(Source data)
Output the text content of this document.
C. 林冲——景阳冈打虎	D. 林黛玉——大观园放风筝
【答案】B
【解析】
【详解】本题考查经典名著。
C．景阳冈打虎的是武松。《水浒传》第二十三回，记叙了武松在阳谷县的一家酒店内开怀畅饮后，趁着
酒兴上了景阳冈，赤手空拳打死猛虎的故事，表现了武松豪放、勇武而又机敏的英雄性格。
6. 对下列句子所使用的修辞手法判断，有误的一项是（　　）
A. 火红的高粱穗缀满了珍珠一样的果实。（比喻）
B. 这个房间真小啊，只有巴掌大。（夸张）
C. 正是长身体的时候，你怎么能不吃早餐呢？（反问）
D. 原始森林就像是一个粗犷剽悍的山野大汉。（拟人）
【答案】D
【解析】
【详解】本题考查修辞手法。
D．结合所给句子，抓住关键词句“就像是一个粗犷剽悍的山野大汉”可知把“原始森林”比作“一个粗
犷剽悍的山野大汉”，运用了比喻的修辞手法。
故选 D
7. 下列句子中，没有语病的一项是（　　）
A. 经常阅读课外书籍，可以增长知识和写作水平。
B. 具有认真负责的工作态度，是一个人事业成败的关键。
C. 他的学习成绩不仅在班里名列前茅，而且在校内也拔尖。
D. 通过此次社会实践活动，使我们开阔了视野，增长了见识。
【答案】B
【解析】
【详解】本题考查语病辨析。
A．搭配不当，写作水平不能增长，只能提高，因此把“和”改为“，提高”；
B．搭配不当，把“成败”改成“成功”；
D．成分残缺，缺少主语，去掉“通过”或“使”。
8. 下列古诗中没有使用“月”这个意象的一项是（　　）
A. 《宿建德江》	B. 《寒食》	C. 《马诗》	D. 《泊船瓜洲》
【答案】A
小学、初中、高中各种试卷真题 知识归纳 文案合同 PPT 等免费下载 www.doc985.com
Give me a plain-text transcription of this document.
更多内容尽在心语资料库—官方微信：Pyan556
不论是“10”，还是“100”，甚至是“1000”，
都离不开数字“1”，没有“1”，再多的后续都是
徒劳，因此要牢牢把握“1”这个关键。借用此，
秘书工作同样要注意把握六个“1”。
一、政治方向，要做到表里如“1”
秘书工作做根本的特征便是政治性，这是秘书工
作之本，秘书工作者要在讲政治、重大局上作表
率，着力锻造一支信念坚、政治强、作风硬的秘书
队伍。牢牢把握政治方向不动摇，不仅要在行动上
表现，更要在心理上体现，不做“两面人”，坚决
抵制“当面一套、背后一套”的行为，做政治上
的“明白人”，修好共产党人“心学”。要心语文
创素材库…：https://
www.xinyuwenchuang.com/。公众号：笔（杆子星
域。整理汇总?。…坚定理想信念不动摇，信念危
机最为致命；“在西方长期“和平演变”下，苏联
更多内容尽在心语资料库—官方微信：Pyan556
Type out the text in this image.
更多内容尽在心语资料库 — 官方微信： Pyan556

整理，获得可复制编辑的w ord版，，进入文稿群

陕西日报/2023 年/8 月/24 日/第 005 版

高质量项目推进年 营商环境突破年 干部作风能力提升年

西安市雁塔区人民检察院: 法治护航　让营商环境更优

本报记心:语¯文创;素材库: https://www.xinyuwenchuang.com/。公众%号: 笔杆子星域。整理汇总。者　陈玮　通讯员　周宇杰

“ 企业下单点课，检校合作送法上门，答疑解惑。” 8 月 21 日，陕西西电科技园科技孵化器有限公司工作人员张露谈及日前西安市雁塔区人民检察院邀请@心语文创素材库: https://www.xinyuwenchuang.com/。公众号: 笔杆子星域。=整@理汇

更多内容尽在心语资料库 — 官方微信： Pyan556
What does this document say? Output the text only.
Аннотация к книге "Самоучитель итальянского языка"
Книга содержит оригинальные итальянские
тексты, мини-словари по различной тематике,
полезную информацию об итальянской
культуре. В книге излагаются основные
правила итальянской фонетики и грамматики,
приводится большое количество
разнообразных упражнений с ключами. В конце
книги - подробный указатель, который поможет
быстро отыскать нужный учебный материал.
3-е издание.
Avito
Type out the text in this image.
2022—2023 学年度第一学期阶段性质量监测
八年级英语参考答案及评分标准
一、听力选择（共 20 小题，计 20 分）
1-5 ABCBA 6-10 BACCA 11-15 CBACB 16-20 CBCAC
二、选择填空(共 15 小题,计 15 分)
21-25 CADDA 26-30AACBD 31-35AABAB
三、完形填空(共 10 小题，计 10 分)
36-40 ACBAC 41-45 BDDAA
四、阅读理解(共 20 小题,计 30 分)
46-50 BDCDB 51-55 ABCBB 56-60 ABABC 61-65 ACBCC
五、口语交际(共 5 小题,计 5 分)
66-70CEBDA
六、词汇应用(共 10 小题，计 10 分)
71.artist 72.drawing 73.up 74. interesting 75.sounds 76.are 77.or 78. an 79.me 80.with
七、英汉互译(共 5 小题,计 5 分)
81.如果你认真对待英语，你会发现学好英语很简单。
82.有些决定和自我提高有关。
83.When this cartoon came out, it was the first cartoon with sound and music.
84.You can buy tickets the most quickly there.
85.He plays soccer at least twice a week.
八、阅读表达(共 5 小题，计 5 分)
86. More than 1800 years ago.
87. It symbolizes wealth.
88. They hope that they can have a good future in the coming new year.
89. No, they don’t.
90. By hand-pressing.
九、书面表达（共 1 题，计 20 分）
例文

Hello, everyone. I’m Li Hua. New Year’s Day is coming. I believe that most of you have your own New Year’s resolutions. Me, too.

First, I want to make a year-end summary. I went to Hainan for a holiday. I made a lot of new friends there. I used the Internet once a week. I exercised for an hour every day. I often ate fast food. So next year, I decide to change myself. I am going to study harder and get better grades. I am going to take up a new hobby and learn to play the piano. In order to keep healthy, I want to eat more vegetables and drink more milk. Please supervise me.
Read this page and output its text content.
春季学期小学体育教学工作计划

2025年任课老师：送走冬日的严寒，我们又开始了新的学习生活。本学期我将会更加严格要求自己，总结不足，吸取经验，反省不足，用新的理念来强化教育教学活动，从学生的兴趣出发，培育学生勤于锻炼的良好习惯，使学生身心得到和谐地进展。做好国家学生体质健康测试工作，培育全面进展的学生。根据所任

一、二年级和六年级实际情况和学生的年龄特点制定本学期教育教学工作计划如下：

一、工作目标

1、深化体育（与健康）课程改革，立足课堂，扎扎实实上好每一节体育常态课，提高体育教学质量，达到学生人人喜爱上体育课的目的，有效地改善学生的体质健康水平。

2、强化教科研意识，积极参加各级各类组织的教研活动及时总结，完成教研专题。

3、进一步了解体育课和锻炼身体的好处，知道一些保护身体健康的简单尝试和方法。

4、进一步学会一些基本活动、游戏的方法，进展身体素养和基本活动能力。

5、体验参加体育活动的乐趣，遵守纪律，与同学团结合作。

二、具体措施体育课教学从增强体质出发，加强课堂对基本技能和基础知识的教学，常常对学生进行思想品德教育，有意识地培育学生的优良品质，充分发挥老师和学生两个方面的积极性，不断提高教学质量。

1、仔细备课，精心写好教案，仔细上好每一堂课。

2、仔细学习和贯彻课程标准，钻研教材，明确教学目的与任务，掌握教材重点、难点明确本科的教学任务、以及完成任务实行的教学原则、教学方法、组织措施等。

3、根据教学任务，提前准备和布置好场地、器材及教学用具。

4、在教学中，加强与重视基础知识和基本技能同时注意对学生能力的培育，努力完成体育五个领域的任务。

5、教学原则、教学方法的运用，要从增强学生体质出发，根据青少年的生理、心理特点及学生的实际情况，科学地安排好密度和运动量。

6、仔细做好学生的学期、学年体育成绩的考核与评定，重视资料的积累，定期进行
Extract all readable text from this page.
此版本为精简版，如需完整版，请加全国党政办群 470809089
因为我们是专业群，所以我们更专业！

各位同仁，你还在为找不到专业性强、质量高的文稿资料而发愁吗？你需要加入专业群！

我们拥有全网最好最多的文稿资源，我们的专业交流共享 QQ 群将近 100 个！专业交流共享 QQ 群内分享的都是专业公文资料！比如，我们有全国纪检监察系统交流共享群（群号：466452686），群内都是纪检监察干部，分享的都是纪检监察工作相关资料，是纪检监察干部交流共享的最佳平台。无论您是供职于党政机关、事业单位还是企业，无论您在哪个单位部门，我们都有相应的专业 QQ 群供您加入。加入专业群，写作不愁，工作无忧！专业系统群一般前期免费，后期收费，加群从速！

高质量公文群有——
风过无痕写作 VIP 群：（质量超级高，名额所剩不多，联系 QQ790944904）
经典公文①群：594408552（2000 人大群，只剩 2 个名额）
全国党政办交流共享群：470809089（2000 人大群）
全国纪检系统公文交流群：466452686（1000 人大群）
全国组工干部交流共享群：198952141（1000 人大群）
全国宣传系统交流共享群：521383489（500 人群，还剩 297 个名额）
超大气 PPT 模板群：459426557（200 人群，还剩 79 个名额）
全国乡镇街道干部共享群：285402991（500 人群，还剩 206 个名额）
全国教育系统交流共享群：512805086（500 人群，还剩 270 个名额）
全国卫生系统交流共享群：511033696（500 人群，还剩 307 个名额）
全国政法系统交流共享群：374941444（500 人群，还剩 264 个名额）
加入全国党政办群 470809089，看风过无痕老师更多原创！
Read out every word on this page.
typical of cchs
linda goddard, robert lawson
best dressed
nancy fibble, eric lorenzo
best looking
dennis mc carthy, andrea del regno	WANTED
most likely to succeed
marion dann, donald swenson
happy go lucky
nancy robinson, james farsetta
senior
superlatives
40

### TASK PROMPT
Find each line holding the word "coming" and copy it.

### SOLUTION BELOW
88. They hope that they can have a good future in the coming new year.
Hello, everyone. I’m Li Hua. New Year’s Day is coming. I believe that most of you have your own New Year’s resolutions. Me, too.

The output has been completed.